--- START THE INPUT ---

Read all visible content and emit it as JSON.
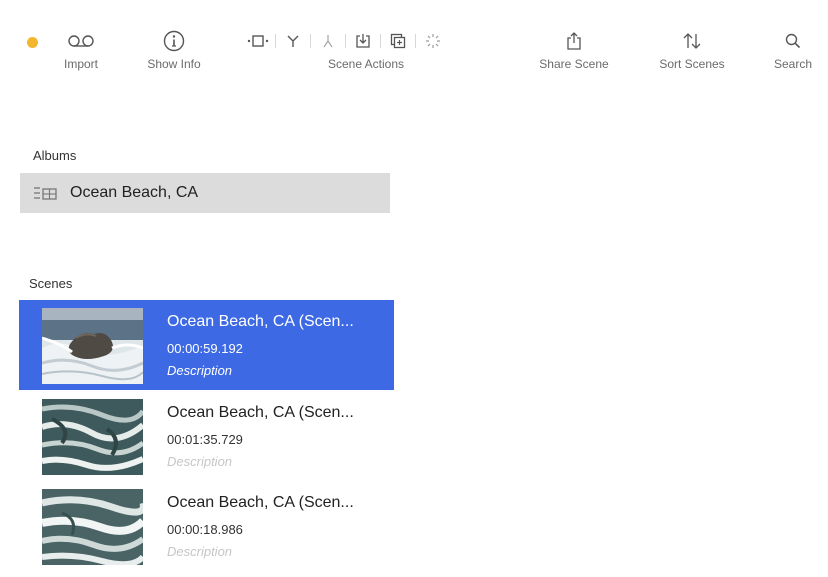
{
  "toolbar": {
    "status_dot_color": "#f2b72f",
    "import_label": "Import",
    "show_info_label": "Show Info",
    "scene_actions_label": "Scene Actions",
    "share_scene_label": "Share Scene",
    "sort_scenes_label": "Sort Scenes",
    "search_label": "Search"
  },
  "albums": {
    "header": "Albums",
    "items": [
      {
        "title": "Ocean Beach, CA"
      }
    ]
  },
  "scenes": {
    "header": "Scenes",
    "items": [
      {
        "title": "Ocean Beach, CA (Scen...",
        "duration": "00:00:59.192",
        "description": "Description",
        "selected": true
      },
      {
        "title": "Ocean Beach, CA (Scen...",
        "duration": "00:01:35.729",
        "description": "Description",
        "selected": false
      },
      {
        "title": "Ocean Beach, CA (Scen...",
        "duration": "00:00:18.986",
        "description": "Description",
        "selected": false
      }
    ]
  },
  "colors": {
    "selection": "#3d6ae4",
    "album_row_bg": "#dcdcdc"
  }
}
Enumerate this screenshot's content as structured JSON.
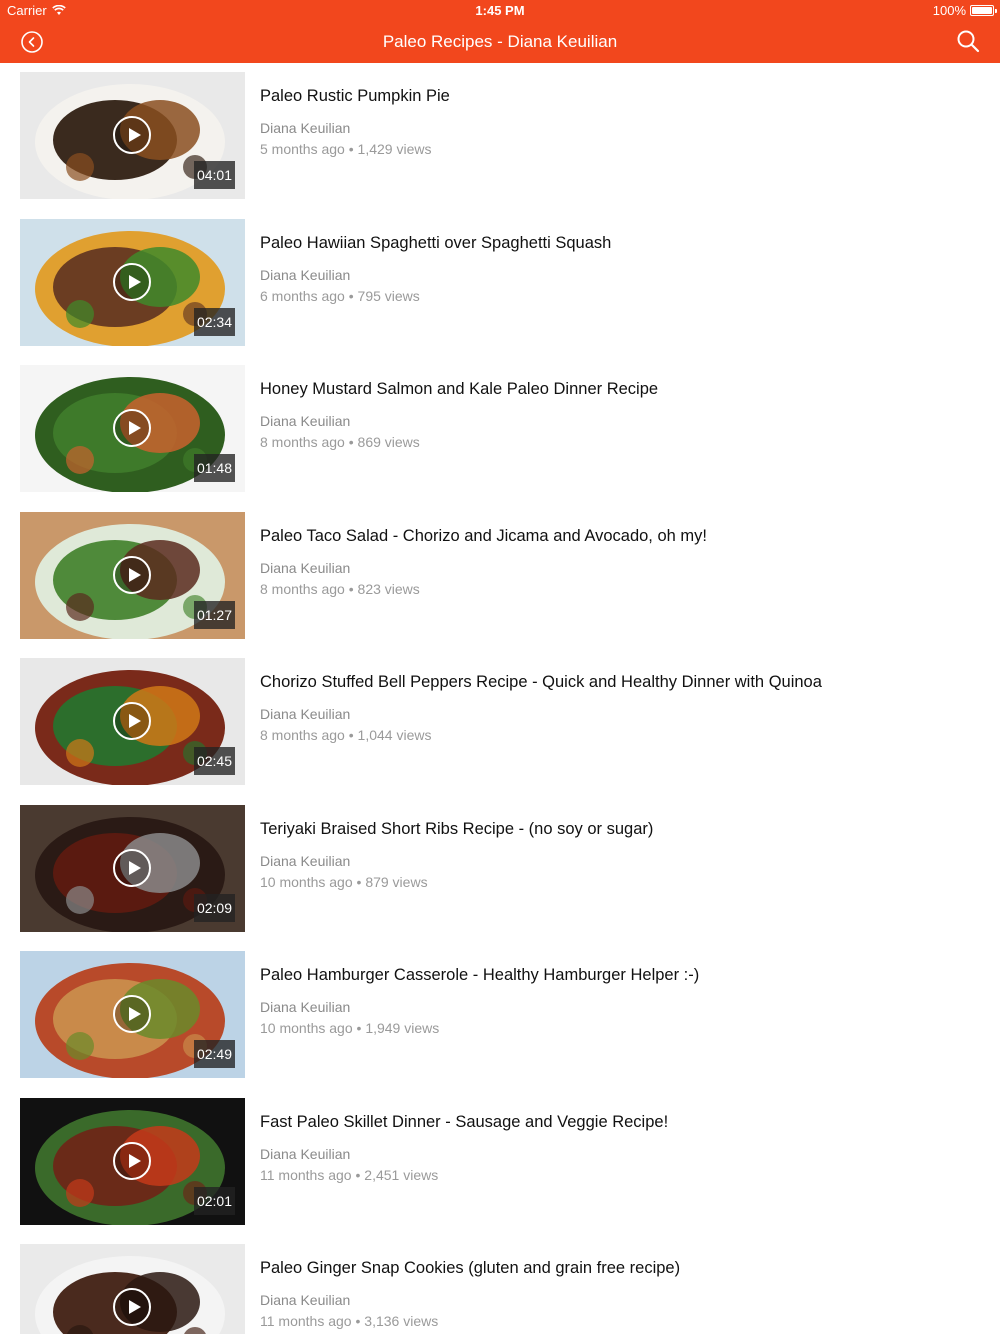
{
  "status_bar": {
    "carrier": "Carrier",
    "time": "1:45 PM",
    "battery": "100%"
  },
  "nav": {
    "title": "Paleo Recipes - Diana Keuilian"
  },
  "colors": {
    "accent": "#f2471d"
  },
  "videos": [
    {
      "title": "Paleo Rustic Pumpkin Pie",
      "author": "Diana Keuilian",
      "age": "5 months ago",
      "views": "1,429 views",
      "duration": "04:01"
    },
    {
      "title": "Paleo Hawiian Spaghetti over Spaghetti Squash",
      "author": "Diana Keuilian",
      "age": "6 months ago",
      "views": "795 views",
      "duration": "02:34"
    },
    {
      "title": "Honey Mustard Salmon and Kale Paleo Dinner Recipe",
      "author": "Diana Keuilian",
      "age": "8 months ago",
      "views": "869 views",
      "duration": "01:48"
    },
    {
      "title": "Paleo Taco Salad - Chorizo and Jicama and Avocado, oh my!",
      "author": "Diana Keuilian",
      "age": "8 months ago",
      "views": "823 views",
      "duration": "01:27"
    },
    {
      "title": "Chorizo Stuffed Bell Peppers Recipe - Quick and Healthy Dinner with Quinoa",
      "author": "Diana Keuilian",
      "age": "8 months ago",
      "views": "1,044 views",
      "duration": "02:45"
    },
    {
      "title": "Teriyaki Braised Short Ribs Recipe - (no soy or sugar)",
      "author": "Diana Keuilian",
      "age": "10 months ago",
      "views": "879 views",
      "duration": "02:09"
    },
    {
      "title": "Paleo Hamburger Casserole - Healthy Hamburger Helper :-)",
      "author": "Diana Keuilian",
      "age": "10 months ago",
      "views": "1,949 views",
      "duration": "02:49"
    },
    {
      "title": "Fast Paleo Skillet Dinner - Sausage and Veggie Recipe!",
      "author": "Diana Keuilian",
      "age": "11 months ago",
      "views": "2,451 views",
      "duration": "02:01"
    },
    {
      "title": "Paleo Ginger Snap Cookies (gluten and grain free recipe)",
      "author": "Diana Keuilian",
      "age": "11 months ago",
      "views": "3,136 views",
      "duration": ""
    }
  ]
}
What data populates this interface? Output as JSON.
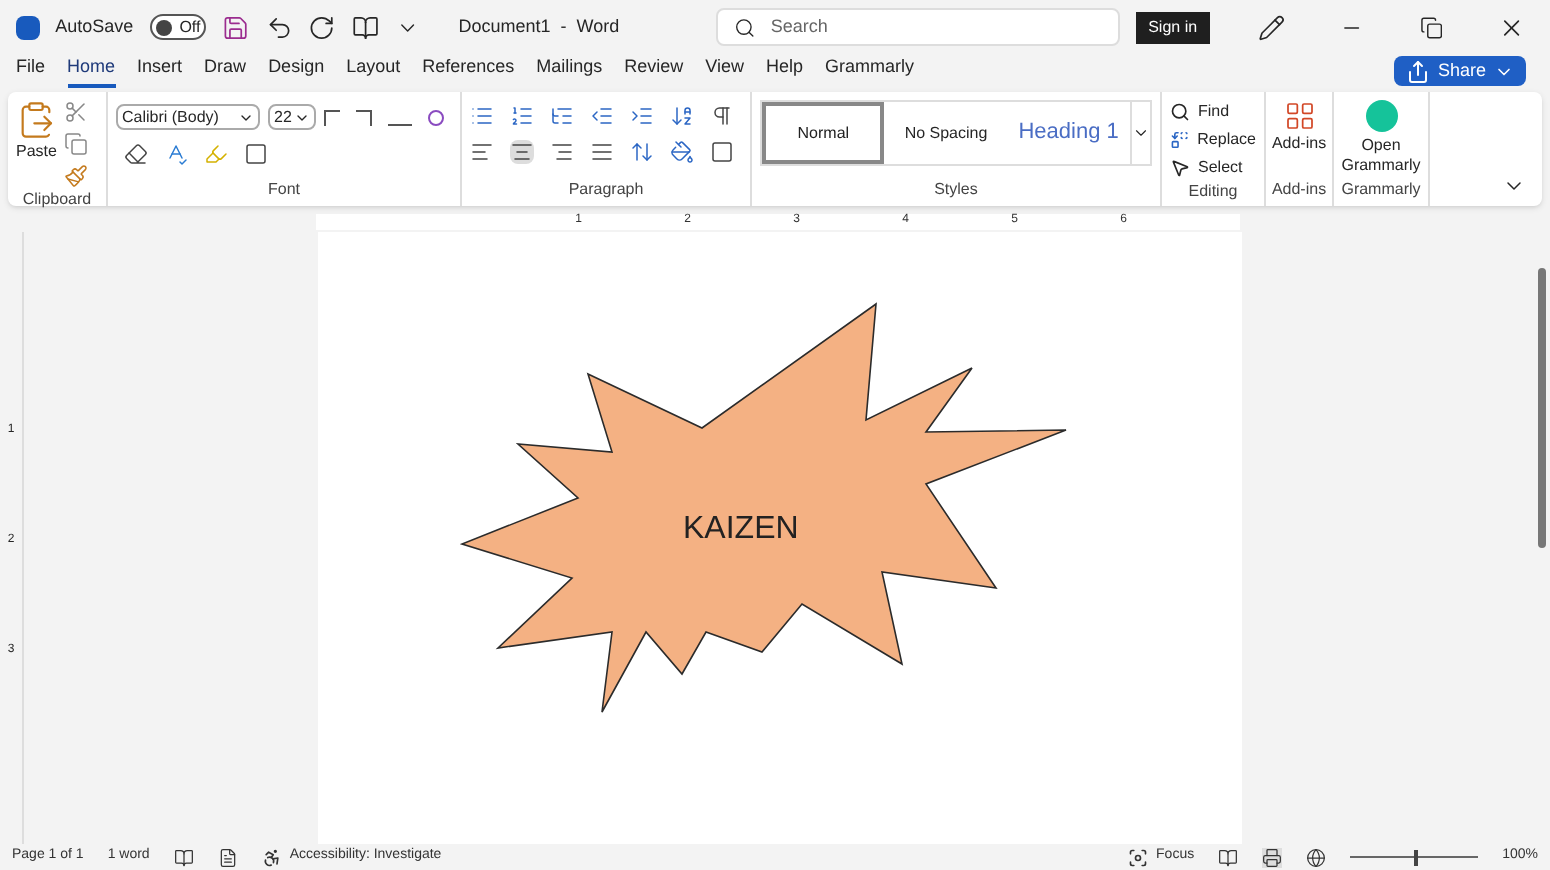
{
  "title_bar": {
    "autosave_label": "AutoSave",
    "autosave_toggle": {
      "label": "Off",
      "on": false
    },
    "document_title": "Document1  -  Word",
    "search": {
      "placeholder": "Search"
    },
    "sign_in": "Sign in"
  },
  "tabs": [
    {
      "label": "File",
      "selected": false
    },
    {
      "label": "Home",
      "selected": true
    },
    {
      "label": "Insert",
      "selected": false
    },
    {
      "label": "Draw",
      "selected": false
    },
    {
      "label": "Design",
      "selected": false
    },
    {
      "label": "Layout",
      "selected": false
    },
    {
      "label": "References",
      "selected": false
    },
    {
      "label": "Mailings",
      "selected": false
    },
    {
      "label": "Review",
      "selected": false
    },
    {
      "label": "View",
      "selected": false
    },
    {
      "label": "Help",
      "selected": false
    },
    {
      "label": "Grammarly",
      "selected": false
    }
  ],
  "share_button": "Share",
  "ribbon": {
    "clipboard": {
      "paste": "Paste",
      "label": "Clipboard"
    },
    "font": {
      "font_name": "Calibri (Body)",
      "font_size": "22",
      "label": "Font"
    },
    "paragraph": {
      "label": "Paragraph"
    },
    "styles": {
      "items": [
        {
          "label": "Normal",
          "selected": true
        },
        {
          "label": "No Spacing",
          "selected": false
        },
        {
          "label": "Heading 1",
          "selected": false
        }
      ],
      "label": "Styles"
    },
    "editing": {
      "find": "Find",
      "replace": "Replace",
      "select": "Select",
      "label": "Editing"
    },
    "add_ins": {
      "button": "Add-ins",
      "label": "Add-ins"
    },
    "grammarly": {
      "button_lines": [
        "Open",
        "Grammarly"
      ],
      "label": "Grammarly"
    }
  },
  "ruler": {
    "numbers": [
      "1",
      "2",
      "3",
      "4",
      "5",
      "6"
    ]
  },
  "vertical_ruler": {
    "numbers": [
      "1",
      "2",
      "3"
    ]
  },
  "document": {
    "shape_text": "KAIZEN"
  },
  "status_bar": {
    "page": "Page 1 of 1",
    "words": "1 word",
    "accessibility": "Accessibility: Investigate",
    "focus": "Focus",
    "zoom": {
      "reading": "100%",
      "level": 0.5
    }
  }
}
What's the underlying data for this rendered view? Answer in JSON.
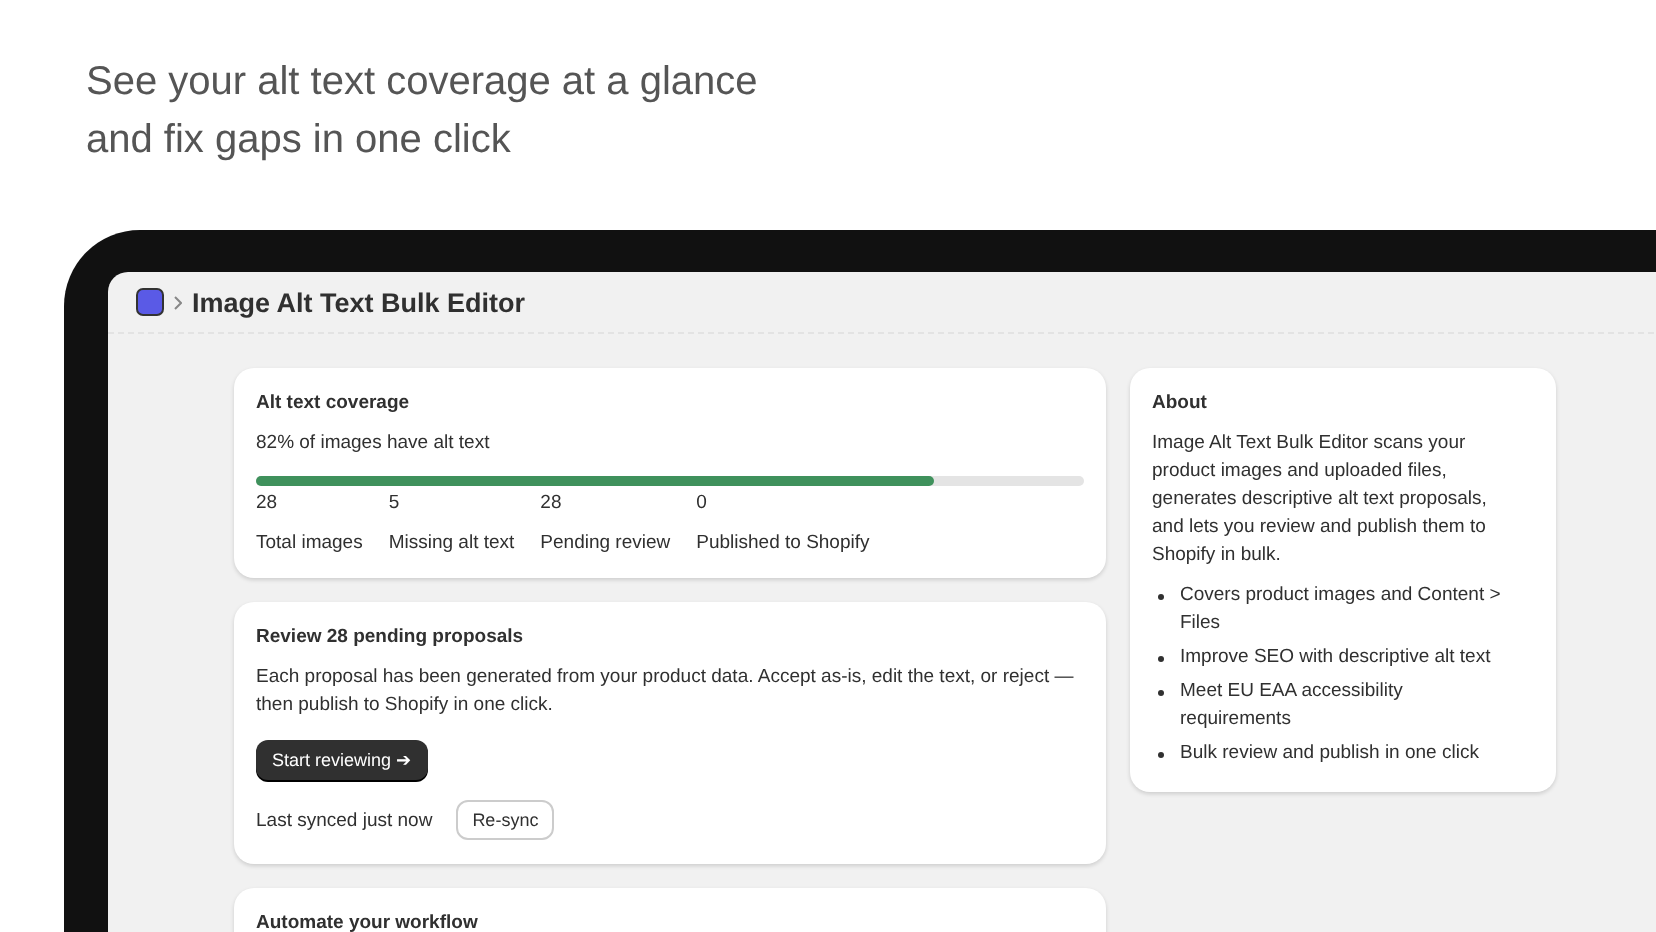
{
  "headline": [
    "See your alt text coverage at a glance",
    "and fix gaps in one click"
  ],
  "window": {
    "title": "Image Alt Text Bulk Editor"
  },
  "coverage": {
    "title": "Alt text coverage",
    "summary": "82% of images have alt text",
    "level": 0.82,
    "stats": [
      {
        "value": "28",
        "label": "Total images"
      },
      {
        "value": "5",
        "label": "Missing alt text"
      },
      {
        "value": "28",
        "label": "Pending review"
      },
      {
        "value": "0",
        "label": "Published to Shopify"
      }
    ]
  },
  "review": {
    "title": "Review 28 pending proposals",
    "text": "Each proposal has been generated from your product data. Accept as-is, edit the text, or reject — then publish to Shopify in one click.",
    "button": "Start reviewing ➔",
    "sync_status": "Last synced just now",
    "sync_button": "Re-sync"
  },
  "automate": {
    "title": "Automate your workflow"
  },
  "about": {
    "title": "About",
    "text": "Image Alt Text Bulk Editor scans your product images and uploaded files, generates descriptive alt text proposals, and lets you review and publish them to Shopify in bulk.",
    "bullets": [
      "Covers product images and Content > Files",
      "Improve SEO with descriptive alt text",
      "Meet EU EAA accessibility requirements",
      "Bulk review and publish in one click"
    ]
  }
}
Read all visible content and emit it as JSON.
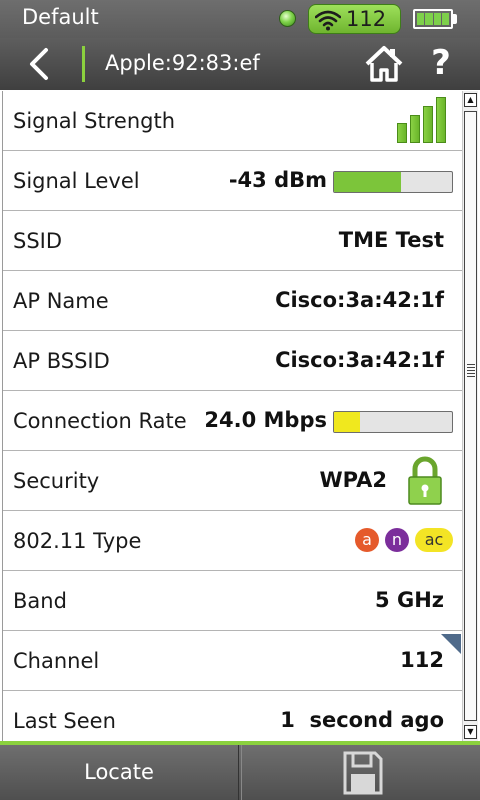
{
  "status_bar": {
    "profile": "Default",
    "wifi_count": "112",
    "battery_segments": 4,
    "led_color": "#7fd34a"
  },
  "header": {
    "title": "Apple:92:83:ef",
    "back_icon": "chevron-left-icon",
    "home_icon": "home-icon",
    "help_label": "?"
  },
  "details": {
    "signal_strength": {
      "label": "Signal Strength",
      "bars_lit": 4,
      "bars_total": 4
    },
    "signal_level": {
      "label": "Signal Level",
      "value": "-43 dBm",
      "meter_fraction": 0.57,
      "meter_color": "#7cc53a"
    },
    "ssid": {
      "label": "SSID",
      "value": "TME Test"
    },
    "ap_name": {
      "label": "AP Name",
      "value": "Cisco:3a:42:1f"
    },
    "ap_bssid": {
      "label": "AP BSSID",
      "value": "Cisco:3a:42:1f"
    },
    "connection_rate": {
      "label": "Connection Rate",
      "value": "24.0 Mbps",
      "meter_fraction": 0.22,
      "meter_color": "#f0e81e"
    },
    "security": {
      "label": "Security",
      "value": "WPA2",
      "icon": "lock-icon"
    },
    "type_80211": {
      "label": "802.11 Type",
      "badges": [
        "a",
        "n",
        "ac"
      ]
    },
    "band": {
      "label": "Band",
      "value": "5 GHz"
    },
    "channel": {
      "label": "Channel",
      "value": "112"
    },
    "last_seen": {
      "label": "Last Seen",
      "value": "1  second ago"
    }
  },
  "bottom_bar": {
    "locate_label": "Locate",
    "save_icon": "save-icon"
  },
  "colors": {
    "accent_green": "#8bd13e",
    "badge_a": "#e55a2b",
    "badge_n": "#7b2e9b",
    "badge_ac": "#f3e425"
  }
}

--- END THE INPUT ---

■ REQUIREMENTS ■
Every line in the data that holds "JSON" should be copied out.

■ TASK SOLUTION ■
Read all visible content and emit it as JSON.
Enumerate this screenshot's content as structured JSON.
What data populates this interface? Output as JSON.
What's the underlying data for this rendered view? Answer in JSON.
Read all visible content and emit it as JSON.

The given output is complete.